- [RECORDS SUPPLIED]:
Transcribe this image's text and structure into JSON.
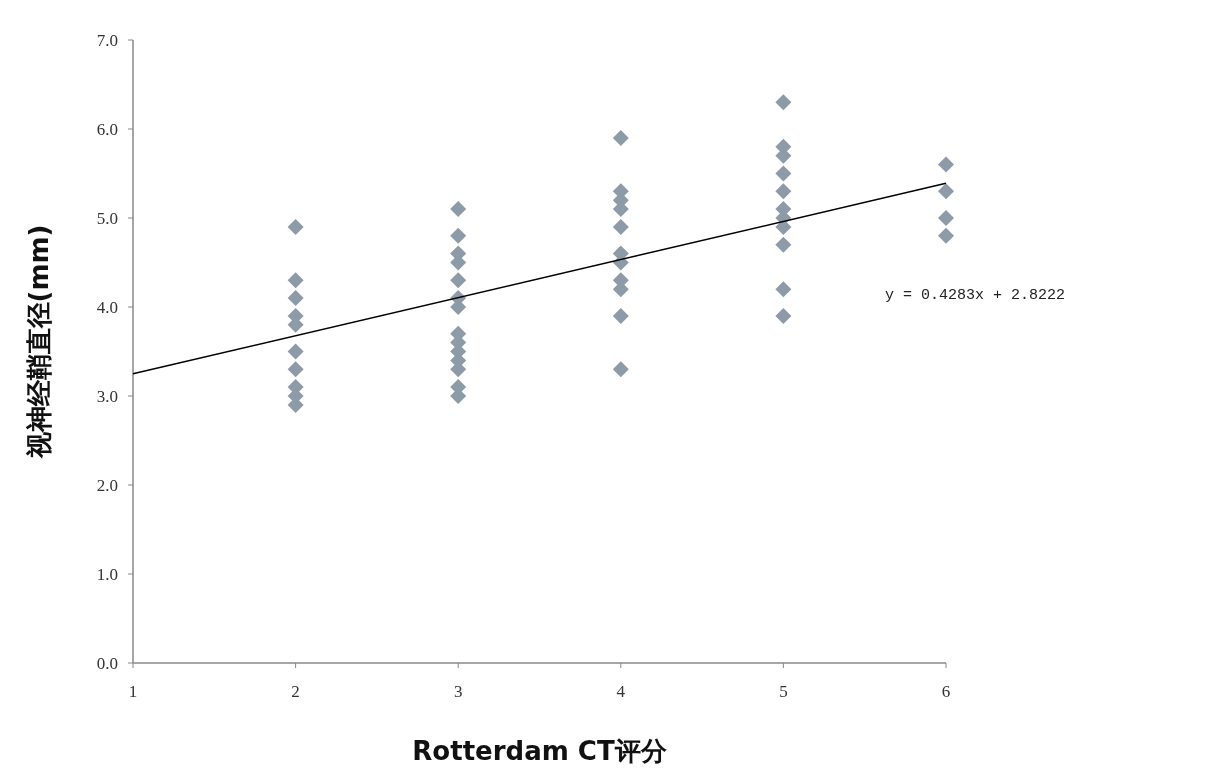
{
  "chart_data": {
    "type": "scatter",
    "xlabel": "Rotterdam CT评分",
    "ylabel": "视神经鞘直径(mm)",
    "xlim": [
      1,
      6
    ],
    "ylim": [
      0,
      7
    ],
    "xticks": [
      1,
      2,
      3,
      4,
      5,
      6
    ],
    "yticks": [
      {
        "value": 0,
        "label": "0.0"
      },
      {
        "value": 1,
        "label": "1.0"
      },
      {
        "value": 2,
        "label": "2.0"
      },
      {
        "value": 3,
        "label": "3.0"
      },
      {
        "value": 4,
        "label": "4.0"
      },
      {
        "value": 5,
        "label": "5.0"
      },
      {
        "value": 6,
        "label": "6.0"
      },
      {
        "value": 7,
        "label": "7.0"
      }
    ],
    "marker": "diamond",
    "series": [
      {
        "color": "#8d9ba8",
        "x": [
          2,
          2,
          2,
          2,
          2,
          2,
          2,
          2,
          2,
          2,
          3,
          3,
          3,
          3,
          3,
          3,
          3,
          3,
          3,
          3,
          3,
          3,
          3,
          3,
          4,
          4,
          4,
          4,
          4,
          4,
          4,
          4,
          4,
          4,
          4,
          5,
          5,
          5,
          5,
          5,
          5,
          5,
          5,
          5,
          5,
          5,
          6,
          6,
          6,
          6
        ],
        "values": [
          4.9,
          4.3,
          4.1,
          3.9,
          3.8,
          3.5,
          3.3,
          3.1,
          3.0,
          2.9,
          5.1,
          4.8,
          4.6,
          4.5,
          4.3,
          4.1,
          4.0,
          3.7,
          3.6,
          3.5,
          3.4,
          3.3,
          3.1,
          3.0,
          5.9,
          5.3,
          5.2,
          5.1,
          4.9,
          4.6,
          4.5,
          4.3,
          4.2,
          3.9,
          3.3,
          6.3,
          5.8,
          5.7,
          5.5,
          5.3,
          5.1,
          5.0,
          4.9,
          4.7,
          4.2,
          3.9,
          5.6,
          5.3,
          5.0,
          4.8
        ]
      },
      {
        "type": "line",
        "color": "#000000",
        "marker": "none",
        "line_style": "solid",
        "x": [
          1,
          6
        ],
        "values": [
          3.25,
          5.39
        ]
      }
    ],
    "annotations": [
      "y = 0.4283x + 2.8222"
    ]
  }
}
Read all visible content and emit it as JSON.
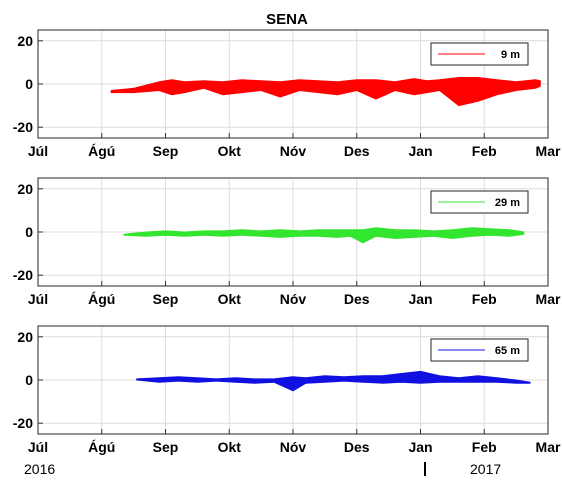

- [WORK REQUIRED]: Say how many lines in this material hold "JSON", and say nothing else.

- [COMPLETE OUTPUT]: 2